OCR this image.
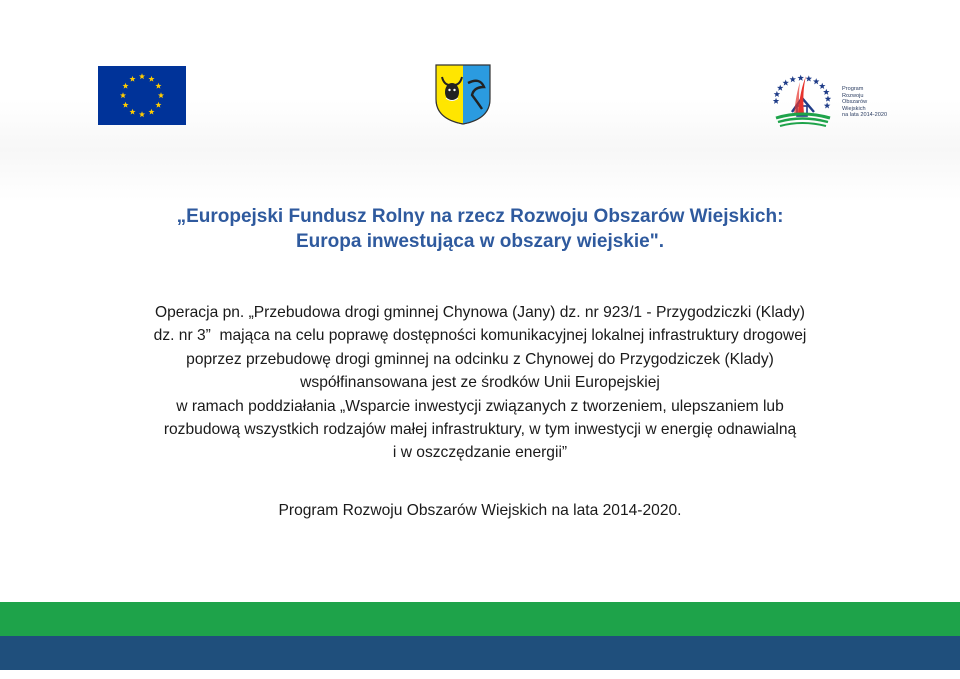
Program
Rozwoju
Obszarów
Wiejskich
na lata 2014-2020
„Europejski Fundusz Rolny na rzecz Rozwoju Obszarów Wiejskich:
Europa inwestująca w obszary wiejskie".
Operacja pn. „Przebudowa drogi gminnej Chynowa (Jany) dz. nr 923/1 - Przygodziczki (Klady)
dz. nr 3”  mająca na celu poprawę dostępności komunikacyjnej lokalnej infrastruktury drogowej
poprzez przebudowę drogi gminnej na odcinku z Chynowej do Przygodziczek (Klady)
współfinansowana jest ze środków Unii Europejskiej
w ramach poddziałania „Wsparcie inwestycji związanych z tworzeniem, ulepszaniem lub
rozbudową wszystkich rodzajów małej infrastruktury, w tym inwestycji w energię odnawialną
i w oszczędzanie energii”
Program Rozwoju Obszarów Wiejskich na lata 2014-2020.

----

▸ **WRITTEN TASK**
Go back to the records above and write them out exactly, without the pictures.

▸ **TASK ANSWER**
OCR this image.
Program
Rozwoju
Obszarów
Wiejskich
na lata 2014-2020
„Europejski Fundusz Rolny na rzecz Rozwoju Obszarów Wiejskich:
Europa inwestująca w obszary wiejskie".
Operacja pn. „Przebudowa drogi gminnej Chynowa (Jany) dz. nr 923/1 - Przygodziczki (Klady)
dz. nr 3”  mająca na celu poprawę dostępności komunikacyjnej lokalnej infrastruktury drogowej
poprzez przebudowę drogi gminnej na odcinku z Chynowej do Przygodziczek (Klady)
współfinansowana jest ze środków Unii Europejskiej
w ramach poddziałania „Wsparcie inwestycji związanych z tworzeniem, ulepszaniem lub
rozbudową wszystkich rodzajów małej infrastruktury, w tym inwestycji w energię odnawialną
i w oszczędzanie energii”
Program Rozwoju Obszarów Wiejskich na lata 2014-2020.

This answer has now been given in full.